CONSIGNE A
Recopiez tout le passage du texte fourni, depuis « Il y a d’abord » jusqu'à « pianiste choisit lui-même. ».
CONSIGNE B
Dressez la liste des instruments écrits en toutes lettres entre parenthèses dans la composition de l'orchestre que donne le texte fourni.

TEXTE FOURNI
+++++
Quentin Ghomari (trompette), Aloïs Benoît (trombone), Baptiste Germser (cor), Antonin-Tri Hoang (sax alto), Adrien Sanchez, Julien Pontvianne (ts), Maxime Sanchez (piano), Florent Nisse (contrebasse), Gautier Garrigue (batterie).
Voici donc l’orchestre. A entendre le répertoire que jouent ces jeunes musiciens, je mesure l’écart de génération entre moi et eux dont le regard n’est ni blasé ni affecté par aucun effet de nostalgie. Mon LMO (pour Liberation Music Orchestra), c’est le premier disque sur Impulse de 1969 qu’ils semblent ne pas connaître (au point d’oublier de signaler que, depuis ce premier opus, les arrangements du LMO sont “de” et “dirigés par” Carla Bley). Car ils ont grandi avec les disques postérieurs aux années 1970 auxquels ils m’ont semblé redonner la vigueur et la rugosité qui me manquaient à leur écoute.
Il y a d’abord ce piano des Disquaires, probablement à peine meilleur que celui du Five Spot de New York, dont on raconte que les touches sautaient sous les doigts de Cecil Taylor qui en fut l’un des premiers utilisateurs en 1956, avant que Thelonious Monk (lui qui aimait pourtant faire vibrer les piles d’assiettes posées sur son propre piano dont la queue débordait de son petit salon jusque dans sa cuisine), ne convainque les frère Termini, patrons du lieu, à acheter un Baldwin Baby Grand que le pianiste choisit lui-même.
+++++
EXTRAITS DU LISTING
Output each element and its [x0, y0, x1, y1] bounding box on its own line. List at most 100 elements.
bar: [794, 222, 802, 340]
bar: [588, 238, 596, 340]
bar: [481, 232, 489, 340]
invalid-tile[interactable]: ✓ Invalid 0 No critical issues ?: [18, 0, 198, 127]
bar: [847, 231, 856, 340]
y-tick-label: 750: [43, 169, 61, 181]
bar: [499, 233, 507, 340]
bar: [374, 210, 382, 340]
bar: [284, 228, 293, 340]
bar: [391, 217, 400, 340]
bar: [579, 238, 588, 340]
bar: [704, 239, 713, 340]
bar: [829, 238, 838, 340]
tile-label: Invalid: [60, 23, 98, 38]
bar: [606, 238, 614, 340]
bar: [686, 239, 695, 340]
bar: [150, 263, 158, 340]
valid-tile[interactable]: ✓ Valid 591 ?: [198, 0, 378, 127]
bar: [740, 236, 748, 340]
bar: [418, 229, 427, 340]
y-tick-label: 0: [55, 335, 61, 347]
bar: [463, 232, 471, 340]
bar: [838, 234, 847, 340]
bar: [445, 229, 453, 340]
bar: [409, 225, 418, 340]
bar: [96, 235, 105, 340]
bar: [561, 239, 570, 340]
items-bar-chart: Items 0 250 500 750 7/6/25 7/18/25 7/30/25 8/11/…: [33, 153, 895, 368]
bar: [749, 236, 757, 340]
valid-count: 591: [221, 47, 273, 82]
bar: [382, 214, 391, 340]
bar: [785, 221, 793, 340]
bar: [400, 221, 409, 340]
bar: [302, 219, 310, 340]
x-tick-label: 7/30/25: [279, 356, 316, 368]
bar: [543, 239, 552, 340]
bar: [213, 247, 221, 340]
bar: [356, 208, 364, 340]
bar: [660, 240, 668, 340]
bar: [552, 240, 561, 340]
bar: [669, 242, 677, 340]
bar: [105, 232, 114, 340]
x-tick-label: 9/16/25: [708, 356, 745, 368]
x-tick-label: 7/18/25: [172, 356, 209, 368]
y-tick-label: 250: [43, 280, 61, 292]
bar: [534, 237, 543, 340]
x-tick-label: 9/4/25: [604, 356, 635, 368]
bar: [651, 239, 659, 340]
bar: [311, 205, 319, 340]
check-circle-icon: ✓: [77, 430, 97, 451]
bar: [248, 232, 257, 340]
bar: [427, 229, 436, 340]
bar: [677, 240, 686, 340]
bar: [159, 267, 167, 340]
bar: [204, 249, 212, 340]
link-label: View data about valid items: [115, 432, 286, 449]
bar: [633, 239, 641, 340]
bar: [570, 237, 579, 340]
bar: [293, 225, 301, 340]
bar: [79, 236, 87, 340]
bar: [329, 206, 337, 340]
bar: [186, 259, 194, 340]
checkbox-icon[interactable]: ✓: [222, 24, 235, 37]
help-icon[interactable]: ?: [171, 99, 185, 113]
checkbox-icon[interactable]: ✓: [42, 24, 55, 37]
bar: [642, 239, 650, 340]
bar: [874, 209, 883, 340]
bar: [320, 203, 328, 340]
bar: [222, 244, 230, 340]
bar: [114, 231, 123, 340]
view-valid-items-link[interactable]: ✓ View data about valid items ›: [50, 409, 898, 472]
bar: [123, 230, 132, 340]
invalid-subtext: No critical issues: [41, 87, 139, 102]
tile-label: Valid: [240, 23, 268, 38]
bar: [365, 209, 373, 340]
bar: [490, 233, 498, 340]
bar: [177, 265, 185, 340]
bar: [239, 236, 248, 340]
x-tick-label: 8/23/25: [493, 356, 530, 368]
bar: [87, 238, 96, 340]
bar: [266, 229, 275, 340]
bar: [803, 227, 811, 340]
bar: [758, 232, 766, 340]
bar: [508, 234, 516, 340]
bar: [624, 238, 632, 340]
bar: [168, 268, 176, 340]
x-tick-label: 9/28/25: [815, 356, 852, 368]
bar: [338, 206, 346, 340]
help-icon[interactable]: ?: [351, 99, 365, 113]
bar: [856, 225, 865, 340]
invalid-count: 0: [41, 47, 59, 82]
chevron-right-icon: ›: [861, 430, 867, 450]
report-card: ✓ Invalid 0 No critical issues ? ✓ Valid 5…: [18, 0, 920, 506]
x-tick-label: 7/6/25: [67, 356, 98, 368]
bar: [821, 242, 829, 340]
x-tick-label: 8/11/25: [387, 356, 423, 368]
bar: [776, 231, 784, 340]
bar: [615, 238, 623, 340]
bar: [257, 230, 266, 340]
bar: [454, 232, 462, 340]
+++++
RÉPONSE CORRECTE A
Il y a d’abord ce piano des Disquaires, probablement à peine meilleur que celui du Five Spot de New York, dont on raconte que les touches sautaient sous les doigts de Cecil Taylor qui en fut l’un des premiers utilisateurs en 1956, avant que Thelonious Monk (lui qui aimait pourtant faire vibrer les piles d’assiettes posées sur son propre piano dont la queue débordait de son petit salon jusque dans sa cuisine), ne convainque les frère Termini, patrons du lieu, à acheter un Baldwin Baby Grand que le pianiste choisit lui-même.

RÉPONSE CORRECTE B
trompette, trombone, cor, sax alto, piano, contrebasse, batterie